WHAT YOU WILL DO ▸ Present every one of the rows below as a Markdown table with two columns, "Number" for its position and "Text" for the row itself. Leave out any blank lines.

Coordinate annotation records ▸
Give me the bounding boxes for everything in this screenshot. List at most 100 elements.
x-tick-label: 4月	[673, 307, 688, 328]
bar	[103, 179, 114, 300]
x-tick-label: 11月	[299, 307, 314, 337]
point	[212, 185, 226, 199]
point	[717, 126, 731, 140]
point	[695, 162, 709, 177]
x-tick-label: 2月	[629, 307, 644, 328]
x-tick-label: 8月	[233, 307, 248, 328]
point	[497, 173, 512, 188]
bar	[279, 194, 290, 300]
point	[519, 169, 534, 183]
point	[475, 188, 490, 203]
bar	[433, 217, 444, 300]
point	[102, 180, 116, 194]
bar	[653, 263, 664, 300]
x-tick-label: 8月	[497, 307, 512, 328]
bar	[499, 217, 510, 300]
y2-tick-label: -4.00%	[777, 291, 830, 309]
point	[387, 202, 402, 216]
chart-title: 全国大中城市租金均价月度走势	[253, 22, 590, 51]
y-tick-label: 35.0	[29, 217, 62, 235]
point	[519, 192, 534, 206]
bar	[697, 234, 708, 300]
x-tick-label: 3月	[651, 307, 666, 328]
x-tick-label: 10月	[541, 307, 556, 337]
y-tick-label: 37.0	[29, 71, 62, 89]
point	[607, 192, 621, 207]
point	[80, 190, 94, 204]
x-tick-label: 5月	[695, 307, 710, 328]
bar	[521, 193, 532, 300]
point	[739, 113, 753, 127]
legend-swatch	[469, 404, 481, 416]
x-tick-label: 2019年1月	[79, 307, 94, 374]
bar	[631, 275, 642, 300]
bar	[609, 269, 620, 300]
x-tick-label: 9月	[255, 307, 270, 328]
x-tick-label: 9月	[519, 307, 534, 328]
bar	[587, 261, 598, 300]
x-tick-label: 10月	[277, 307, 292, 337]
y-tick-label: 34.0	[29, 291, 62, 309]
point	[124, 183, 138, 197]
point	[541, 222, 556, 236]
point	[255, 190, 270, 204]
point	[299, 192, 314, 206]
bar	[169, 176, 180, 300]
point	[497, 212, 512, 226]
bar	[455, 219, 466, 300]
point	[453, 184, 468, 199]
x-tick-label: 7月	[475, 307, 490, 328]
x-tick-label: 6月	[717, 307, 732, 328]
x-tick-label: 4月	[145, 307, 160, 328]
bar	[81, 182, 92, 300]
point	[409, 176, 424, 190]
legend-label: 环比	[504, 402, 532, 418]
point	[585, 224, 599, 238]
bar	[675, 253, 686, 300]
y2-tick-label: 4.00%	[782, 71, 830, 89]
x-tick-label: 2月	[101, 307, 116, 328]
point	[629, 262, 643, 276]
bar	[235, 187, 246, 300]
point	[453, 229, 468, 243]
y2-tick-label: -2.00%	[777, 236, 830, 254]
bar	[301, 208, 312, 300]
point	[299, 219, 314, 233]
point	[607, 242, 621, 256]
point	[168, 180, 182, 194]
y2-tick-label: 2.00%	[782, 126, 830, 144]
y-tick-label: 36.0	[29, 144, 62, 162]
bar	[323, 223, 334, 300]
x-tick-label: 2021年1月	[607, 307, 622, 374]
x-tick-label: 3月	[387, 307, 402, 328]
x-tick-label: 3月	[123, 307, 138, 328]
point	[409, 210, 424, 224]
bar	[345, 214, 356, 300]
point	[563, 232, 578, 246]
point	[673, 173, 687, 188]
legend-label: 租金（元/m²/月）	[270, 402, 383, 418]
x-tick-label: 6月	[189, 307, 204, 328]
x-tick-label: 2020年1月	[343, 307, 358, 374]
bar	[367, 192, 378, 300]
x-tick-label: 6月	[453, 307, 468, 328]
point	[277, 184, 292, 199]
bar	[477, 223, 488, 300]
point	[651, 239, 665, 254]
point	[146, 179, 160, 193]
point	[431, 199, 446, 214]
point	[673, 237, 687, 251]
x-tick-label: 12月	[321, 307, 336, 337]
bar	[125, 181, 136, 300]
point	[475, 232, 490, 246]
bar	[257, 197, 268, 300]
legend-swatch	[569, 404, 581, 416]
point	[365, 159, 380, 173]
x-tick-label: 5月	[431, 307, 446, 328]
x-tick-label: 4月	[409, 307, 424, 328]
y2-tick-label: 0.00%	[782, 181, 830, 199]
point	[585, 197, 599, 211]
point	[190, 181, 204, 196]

ANSWER FOR THIS EXERCISE ▸
| Number | Text |
|---|---|
| 1 | Give me the bounding boxes for everything in this screenshot. List at most 100 elements. |
| 2 | x-tick-label: 4月	[673, 307, 688, 328] |
| 3 | bar	[103, 179, 114, 300] |
| 4 | x-tick-label: 11月	[299, 307, 314, 337] |
| 5 | point	[212, 185, 226, 199] |
| 6 | point	[717, 126, 731, 140] |
| 7 | point	[695, 162, 709, 177] |
| 8 | x-tick-label: 2月	[629, 307, 644, 328] |
| 9 | x-tick-label: 8月	[233, 307, 248, 328] |
| 10 | point	[497, 173, 512, 188] |
| 11 | bar	[279, 194, 290, 300] |
| 12 | point	[519, 169, 534, 183] |
| 13 | point	[475, 188, 490, 203] |
| 14 | bar	[433, 217, 444, 300] |
| 15 | point	[102, 180, 116, 194] |
| 16 | bar	[653, 263, 664, 300] |
| 17 | x-tick-label: 8月	[497, 307, 512, 328] |
| 18 | bar	[499, 217, 510, 300] |
| 19 | y2-tick-label: -4.00%	[777, 291, 830, 309] |
| 20 | point	[387, 202, 402, 216] |
| 21 | chart-title: 全国大中城市租金均价月度走势	[253, 22, 590, 51] |
| 22 | y-tick-label: 35.0	[29, 217, 62, 235] |
| 23 | point	[519, 192, 534, 206] |
| 24 | bar	[697, 234, 708, 300] |
| 25 | x-tick-label: 3月	[651, 307, 666, 328] |
| 26 | x-tick-label: 10月	[541, 307, 556, 337] |
| 27 | y-tick-label: 37.0	[29, 71, 62, 89] |
| 28 | point	[607, 192, 621, 207] |
| 29 | point	[80, 190, 94, 204] |
| 30 | x-tick-label: 5月	[695, 307, 710, 328] |
| 31 | bar	[521, 193, 532, 300] |
| 32 | point	[739, 113, 753, 127] |
| 33 | legend-swatch	[469, 404, 481, 416] |
| 34 | x-tick-label: 2019年1月	[79, 307, 94, 374] |
| 35 | bar	[631, 275, 642, 300] |
| 36 | bar	[609, 269, 620, 300] |
| 37 | x-tick-label: 9月	[255, 307, 270, 328] |
| 38 | x-tick-label: 9月	[519, 307, 534, 328] |
| 39 | bar	[587, 261, 598, 300] |
| 40 | x-tick-label: 10月	[277, 307, 292, 337] |
| 41 | y-tick-label: 34.0	[29, 291, 62, 309] |
| 42 | point	[124, 183, 138, 197] |
| 43 | point	[541, 222, 556, 236] |
| 44 | point	[255, 190, 270, 204] |
| 45 | point	[299, 192, 314, 206] |
| 46 | bar	[169, 176, 180, 300] |
| 47 | point	[497, 212, 512, 226] |
| 48 | bar	[455, 219, 466, 300] |
| 49 | point	[453, 184, 468, 199] |
| 50 | x-tick-label: 7月	[475, 307, 490, 328] |
| 51 | x-tick-label: 6月	[717, 307, 732, 328] |
| 52 | x-tick-label: 4月	[145, 307, 160, 328] |
| 53 | bar	[81, 182, 92, 300] |
| 54 | point	[409, 176, 424, 190] |
| 55 | legend-label: 环比	[504, 402, 532, 418] |
| 56 | point	[585, 224, 599, 238] |
| 57 | bar	[675, 253, 686, 300] |
| 58 | y2-tick-label: 4.00%	[782, 71, 830, 89] |
| 59 | x-tick-label: 2月	[101, 307, 116, 328] |
| 60 | point	[629, 262, 643, 276] |
| 61 | bar	[235, 187, 246, 300] |
| 62 | point	[453, 229, 468, 243] |
| 63 | y2-tick-label: -2.00%	[777, 236, 830, 254] |
| 64 | bar	[301, 208, 312, 300] |
| 65 | point	[299, 219, 314, 233] |
| 66 | point	[607, 242, 621, 256] |
| 67 | point	[168, 180, 182, 194] |
| 68 | y2-tick-label: 2.00%	[782, 126, 830, 144] |
| 69 | y-tick-label: 36.0	[29, 144, 62, 162] |
| 70 | bar	[323, 223, 334, 300] |
| 71 | x-tick-label: 2021年1月	[607, 307, 622, 374] |
| 72 | x-tick-label: 3月	[387, 307, 402, 328] |
| 73 | x-tick-label: 3月	[123, 307, 138, 328] |
| 74 | point	[409, 210, 424, 224] |
| 75 | bar	[345, 214, 356, 300] |
| 76 | point	[563, 232, 578, 246] |
| 77 | point	[673, 173, 687, 188] |
| 78 | legend-label: 租金（元/m²/月）	[270, 402, 383, 418] |
| 79 | x-tick-label: 6月	[189, 307, 204, 328] |
| 80 | x-tick-label: 2020年1月	[343, 307, 358, 374] |
| 81 | bar	[367, 192, 378, 300] |
| 82 | x-tick-label: 6月	[453, 307, 468, 328] |
| 83 | point	[277, 184, 292, 199] |
| 84 | bar	[477, 223, 488, 300] |
| 85 | point	[651, 239, 665, 254] |
| 86 | point	[146, 179, 160, 193] |
| 87 | point	[431, 199, 446, 214] |
| 88 | point	[673, 237, 687, 251] |
| 89 | x-tick-label: 12月	[321, 307, 336, 337] |
| 90 | bar	[125, 181, 136, 300] |
| 91 | point	[475, 232, 490, 246] |
| 92 | bar	[257, 197, 268, 300] |
| 93 | legend-swatch	[569, 404, 581, 416] |
| 94 | point	[365, 159, 380, 173] |
| 95 | x-tick-label: 5月	[431, 307, 446, 328] |
| 96 | x-tick-label: 4月	[409, 307, 424, 328] |
| 97 | y2-tick-label: 0.00%	[782, 181, 830, 199] |
| 98 | point	[585, 197, 599, 211] |
| 99 | point	[190, 181, 204, 196] |